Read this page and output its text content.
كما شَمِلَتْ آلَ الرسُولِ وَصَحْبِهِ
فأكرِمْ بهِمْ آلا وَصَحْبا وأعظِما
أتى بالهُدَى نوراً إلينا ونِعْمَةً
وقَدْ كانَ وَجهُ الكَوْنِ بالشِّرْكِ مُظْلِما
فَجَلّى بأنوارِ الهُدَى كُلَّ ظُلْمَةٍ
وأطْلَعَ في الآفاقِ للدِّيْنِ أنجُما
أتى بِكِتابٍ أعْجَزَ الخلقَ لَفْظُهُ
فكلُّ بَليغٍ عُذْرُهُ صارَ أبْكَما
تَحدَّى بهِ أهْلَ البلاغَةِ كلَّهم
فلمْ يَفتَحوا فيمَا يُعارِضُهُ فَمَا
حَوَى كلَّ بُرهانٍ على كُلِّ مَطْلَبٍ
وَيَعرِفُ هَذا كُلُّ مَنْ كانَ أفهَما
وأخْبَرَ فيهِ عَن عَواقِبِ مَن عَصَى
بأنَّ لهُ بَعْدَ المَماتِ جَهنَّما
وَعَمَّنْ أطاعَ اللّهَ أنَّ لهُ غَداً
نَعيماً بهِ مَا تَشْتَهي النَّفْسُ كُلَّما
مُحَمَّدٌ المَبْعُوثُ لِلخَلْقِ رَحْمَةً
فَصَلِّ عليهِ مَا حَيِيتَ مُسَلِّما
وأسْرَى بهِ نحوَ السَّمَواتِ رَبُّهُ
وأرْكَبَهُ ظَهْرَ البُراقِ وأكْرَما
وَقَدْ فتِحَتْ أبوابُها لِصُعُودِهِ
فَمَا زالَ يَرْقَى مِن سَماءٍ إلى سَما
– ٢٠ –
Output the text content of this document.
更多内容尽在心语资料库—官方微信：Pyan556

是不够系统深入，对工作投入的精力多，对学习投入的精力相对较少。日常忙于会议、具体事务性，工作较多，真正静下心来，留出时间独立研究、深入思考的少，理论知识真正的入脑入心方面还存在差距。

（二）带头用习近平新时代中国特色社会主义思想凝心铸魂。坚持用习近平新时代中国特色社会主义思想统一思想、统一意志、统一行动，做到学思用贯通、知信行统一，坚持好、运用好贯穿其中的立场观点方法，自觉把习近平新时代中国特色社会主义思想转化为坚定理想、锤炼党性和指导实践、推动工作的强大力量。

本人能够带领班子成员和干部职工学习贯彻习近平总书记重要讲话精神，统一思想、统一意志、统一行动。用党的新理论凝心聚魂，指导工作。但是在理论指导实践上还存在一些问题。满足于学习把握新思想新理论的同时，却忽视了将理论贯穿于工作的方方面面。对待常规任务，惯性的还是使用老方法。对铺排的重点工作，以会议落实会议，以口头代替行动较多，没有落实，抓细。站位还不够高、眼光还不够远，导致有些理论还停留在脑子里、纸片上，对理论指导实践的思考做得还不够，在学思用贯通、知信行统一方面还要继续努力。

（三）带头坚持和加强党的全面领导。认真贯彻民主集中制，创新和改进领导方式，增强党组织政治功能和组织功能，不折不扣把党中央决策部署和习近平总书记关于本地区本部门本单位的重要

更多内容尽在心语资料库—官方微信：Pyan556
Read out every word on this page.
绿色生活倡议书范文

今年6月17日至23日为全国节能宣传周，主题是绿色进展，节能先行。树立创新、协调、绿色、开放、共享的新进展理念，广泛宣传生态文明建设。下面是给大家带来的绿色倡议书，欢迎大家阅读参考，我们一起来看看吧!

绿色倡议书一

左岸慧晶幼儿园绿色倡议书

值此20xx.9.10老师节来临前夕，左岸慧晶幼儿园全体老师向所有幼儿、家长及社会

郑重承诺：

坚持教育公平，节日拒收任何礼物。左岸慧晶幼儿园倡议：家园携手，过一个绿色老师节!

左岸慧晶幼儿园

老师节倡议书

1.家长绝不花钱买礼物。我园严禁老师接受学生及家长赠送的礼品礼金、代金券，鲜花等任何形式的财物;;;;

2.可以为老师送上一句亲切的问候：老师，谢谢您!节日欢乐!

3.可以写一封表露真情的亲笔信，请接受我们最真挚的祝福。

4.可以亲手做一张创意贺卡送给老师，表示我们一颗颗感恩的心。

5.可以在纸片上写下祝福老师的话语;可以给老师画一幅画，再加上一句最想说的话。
....................
**Task goal:** Each line from the one with "Read out every word on this page." through the last line of the records must be written out word for word. Include nothing else.

**Output for this exercise:**
Read out every word on this page.
绿色生活倡议书范文

今年6月17日至23日为全国节能宣传周，主题是绿色进展，节能先行。树立创新、协调、绿色、开放、共享的新进展理念，广泛宣传生态文明建设。下面是给大家带来的绿色倡议书，欢迎大家阅读参考，我们一起来看看吧!

绿色倡议书一

左岸慧晶幼儿园绿色倡议书

值此20xx.9.10老师节来临前夕，左岸慧晶幼儿园全体老师向所有幼儿、家长及社会

郑重承诺：

坚持教育公平，节日拒收任何礼物。左岸慧晶幼儿园倡议：家园携手，过一个绿色老师节!

左岸慧晶幼儿园

老师节倡议书

1.家长绝不花钱买礼物。我园严禁老师接受学生及家长赠送的礼品礼金、代金券，鲜花等任何形式的财物;;;;

2.可以为老师送上一句亲切的问候：老师，谢谢您!节日欢乐!

3.可以写一封表露真情的亲笔信，请接受我们最真挚的祝福。

4.可以亲手做一张创意贺卡送给老师，表示我们一颗颗感恩的心。

5.可以在纸片上写下祝福老师的话语;可以给老师画一幅画，再加上一句最想说的话。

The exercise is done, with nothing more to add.